Using the records provided below, locate and copy each line that contains the word "couleur".

Stored data
--- start ---

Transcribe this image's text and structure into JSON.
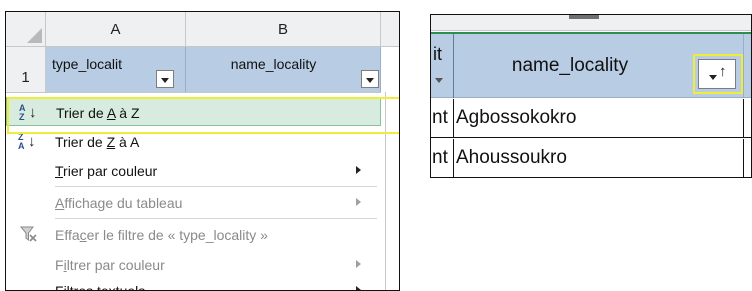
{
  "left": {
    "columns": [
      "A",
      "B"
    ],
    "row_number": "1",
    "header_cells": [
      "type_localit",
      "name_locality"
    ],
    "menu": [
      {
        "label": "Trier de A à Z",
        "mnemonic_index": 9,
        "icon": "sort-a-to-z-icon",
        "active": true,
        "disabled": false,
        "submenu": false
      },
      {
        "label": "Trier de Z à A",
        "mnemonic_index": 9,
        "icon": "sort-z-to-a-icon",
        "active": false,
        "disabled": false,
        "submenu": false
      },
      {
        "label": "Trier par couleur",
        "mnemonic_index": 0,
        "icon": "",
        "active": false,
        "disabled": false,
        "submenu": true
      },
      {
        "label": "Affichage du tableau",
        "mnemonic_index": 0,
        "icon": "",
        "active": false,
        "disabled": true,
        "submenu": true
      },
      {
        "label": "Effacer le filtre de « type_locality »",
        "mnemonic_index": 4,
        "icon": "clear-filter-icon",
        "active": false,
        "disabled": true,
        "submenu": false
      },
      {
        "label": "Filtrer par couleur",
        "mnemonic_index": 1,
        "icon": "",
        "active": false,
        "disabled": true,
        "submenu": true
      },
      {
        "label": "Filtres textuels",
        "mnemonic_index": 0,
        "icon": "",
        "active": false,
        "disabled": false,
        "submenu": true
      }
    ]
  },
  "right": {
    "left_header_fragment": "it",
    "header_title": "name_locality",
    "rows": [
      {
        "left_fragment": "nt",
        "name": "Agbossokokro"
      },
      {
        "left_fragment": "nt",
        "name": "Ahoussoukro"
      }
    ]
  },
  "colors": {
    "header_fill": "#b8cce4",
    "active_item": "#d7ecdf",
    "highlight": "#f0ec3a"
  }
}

--- end ---
--- start ---

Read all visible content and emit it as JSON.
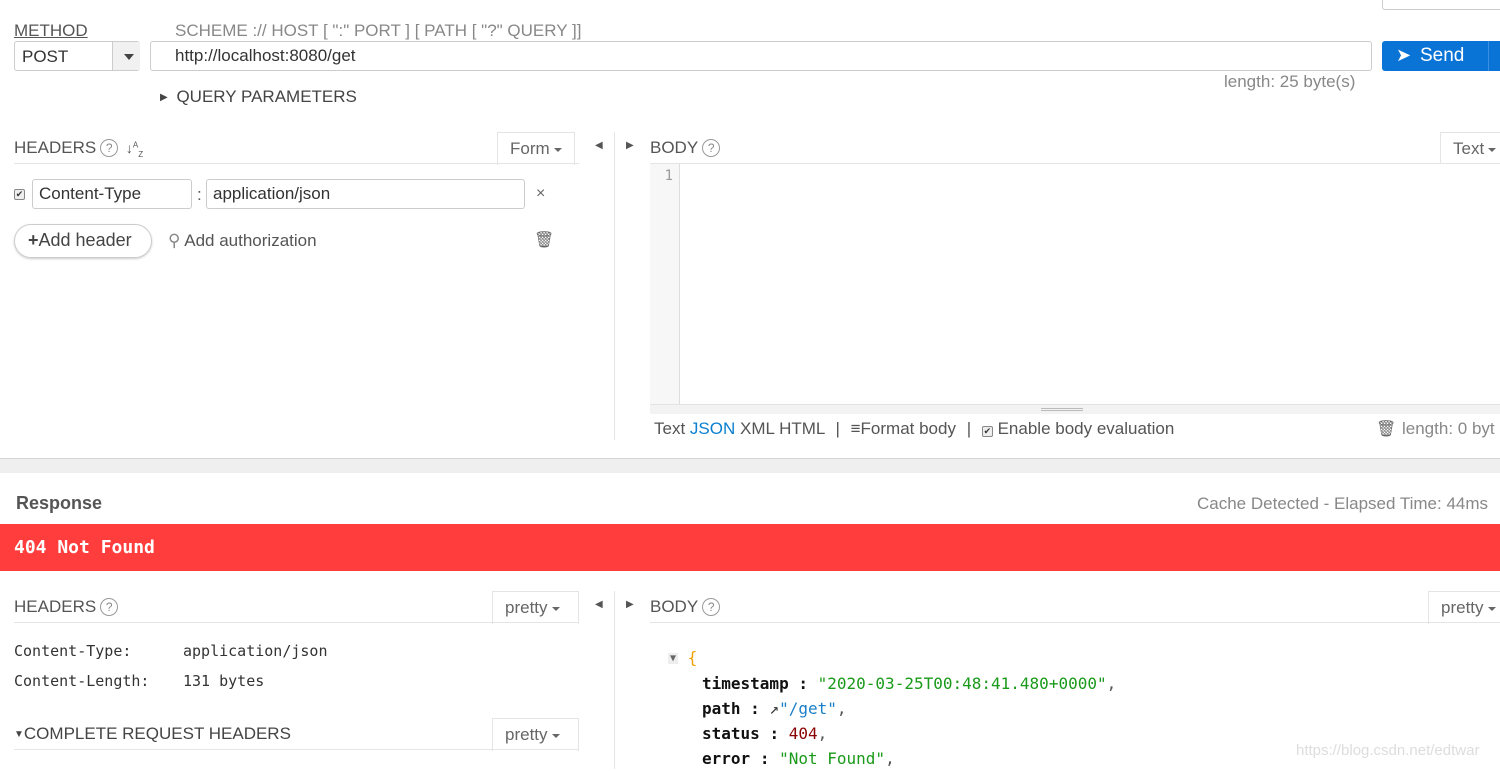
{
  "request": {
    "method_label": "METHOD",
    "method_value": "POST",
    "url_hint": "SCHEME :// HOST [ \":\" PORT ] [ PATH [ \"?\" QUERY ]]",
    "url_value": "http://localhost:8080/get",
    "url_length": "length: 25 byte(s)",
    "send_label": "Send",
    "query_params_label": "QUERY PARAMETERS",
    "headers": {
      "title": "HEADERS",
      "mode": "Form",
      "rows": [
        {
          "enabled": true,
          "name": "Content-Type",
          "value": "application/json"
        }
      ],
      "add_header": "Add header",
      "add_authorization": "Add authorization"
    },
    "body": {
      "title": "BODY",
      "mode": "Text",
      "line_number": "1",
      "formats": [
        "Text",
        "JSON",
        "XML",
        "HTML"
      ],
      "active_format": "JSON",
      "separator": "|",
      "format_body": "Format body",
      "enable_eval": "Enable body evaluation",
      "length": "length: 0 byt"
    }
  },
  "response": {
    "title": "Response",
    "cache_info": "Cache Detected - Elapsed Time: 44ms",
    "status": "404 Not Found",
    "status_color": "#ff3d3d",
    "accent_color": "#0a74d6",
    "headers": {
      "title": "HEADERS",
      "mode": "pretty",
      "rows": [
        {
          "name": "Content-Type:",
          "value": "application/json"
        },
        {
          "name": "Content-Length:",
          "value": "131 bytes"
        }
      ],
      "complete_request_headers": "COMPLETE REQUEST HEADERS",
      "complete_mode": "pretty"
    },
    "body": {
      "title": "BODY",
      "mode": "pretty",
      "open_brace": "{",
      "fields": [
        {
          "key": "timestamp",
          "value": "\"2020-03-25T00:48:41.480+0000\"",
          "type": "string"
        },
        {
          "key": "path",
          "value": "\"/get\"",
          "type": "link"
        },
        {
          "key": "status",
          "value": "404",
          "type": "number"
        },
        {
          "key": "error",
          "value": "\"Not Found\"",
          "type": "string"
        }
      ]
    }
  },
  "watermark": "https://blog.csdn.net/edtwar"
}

--- end ---

▶ _Response for this exercise_:
        "label": "Trier par couleur",
        "label": "Filtrer par couleur",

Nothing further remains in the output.